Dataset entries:
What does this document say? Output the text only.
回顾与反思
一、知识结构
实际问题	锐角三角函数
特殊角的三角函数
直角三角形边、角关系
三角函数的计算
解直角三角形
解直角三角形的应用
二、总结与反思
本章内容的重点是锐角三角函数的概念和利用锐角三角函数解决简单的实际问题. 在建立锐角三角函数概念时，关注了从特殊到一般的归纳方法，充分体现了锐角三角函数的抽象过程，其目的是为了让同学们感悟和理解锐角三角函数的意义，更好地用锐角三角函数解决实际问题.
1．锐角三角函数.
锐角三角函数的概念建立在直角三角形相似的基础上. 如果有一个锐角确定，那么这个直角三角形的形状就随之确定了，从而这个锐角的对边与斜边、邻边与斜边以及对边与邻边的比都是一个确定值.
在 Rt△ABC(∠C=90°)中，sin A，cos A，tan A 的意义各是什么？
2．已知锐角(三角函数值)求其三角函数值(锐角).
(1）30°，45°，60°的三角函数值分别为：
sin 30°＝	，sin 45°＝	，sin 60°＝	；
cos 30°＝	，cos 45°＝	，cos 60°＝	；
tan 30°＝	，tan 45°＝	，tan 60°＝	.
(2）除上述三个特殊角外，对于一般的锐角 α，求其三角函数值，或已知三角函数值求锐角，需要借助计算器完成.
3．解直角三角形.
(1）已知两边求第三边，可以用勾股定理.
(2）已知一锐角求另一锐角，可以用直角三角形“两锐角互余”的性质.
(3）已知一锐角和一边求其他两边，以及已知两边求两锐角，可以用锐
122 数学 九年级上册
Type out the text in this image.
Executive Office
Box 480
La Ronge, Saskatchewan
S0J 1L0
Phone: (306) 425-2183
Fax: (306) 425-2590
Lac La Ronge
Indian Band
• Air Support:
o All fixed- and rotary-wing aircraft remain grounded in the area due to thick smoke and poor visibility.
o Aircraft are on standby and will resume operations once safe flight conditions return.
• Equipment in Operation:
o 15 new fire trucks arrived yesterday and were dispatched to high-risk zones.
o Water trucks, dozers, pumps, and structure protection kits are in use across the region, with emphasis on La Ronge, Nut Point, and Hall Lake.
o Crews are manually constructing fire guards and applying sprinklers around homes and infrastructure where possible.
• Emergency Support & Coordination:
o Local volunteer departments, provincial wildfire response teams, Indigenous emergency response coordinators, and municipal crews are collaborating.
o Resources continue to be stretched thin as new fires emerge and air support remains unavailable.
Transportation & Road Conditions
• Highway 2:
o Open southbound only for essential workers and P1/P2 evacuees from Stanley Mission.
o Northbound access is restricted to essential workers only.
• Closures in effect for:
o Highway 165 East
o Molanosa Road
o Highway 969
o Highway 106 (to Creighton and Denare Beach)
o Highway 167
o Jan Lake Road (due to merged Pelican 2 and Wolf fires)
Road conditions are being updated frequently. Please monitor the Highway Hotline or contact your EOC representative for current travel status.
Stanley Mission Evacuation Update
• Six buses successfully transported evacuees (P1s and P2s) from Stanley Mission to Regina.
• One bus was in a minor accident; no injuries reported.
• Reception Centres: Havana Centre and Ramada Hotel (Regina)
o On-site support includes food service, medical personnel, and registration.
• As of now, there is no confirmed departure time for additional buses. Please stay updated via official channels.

**AIM:** Determine the number of lines in the entries above where the string "Stanley" appears. Answer with the number alone.

**TASK RESPONSE:** 3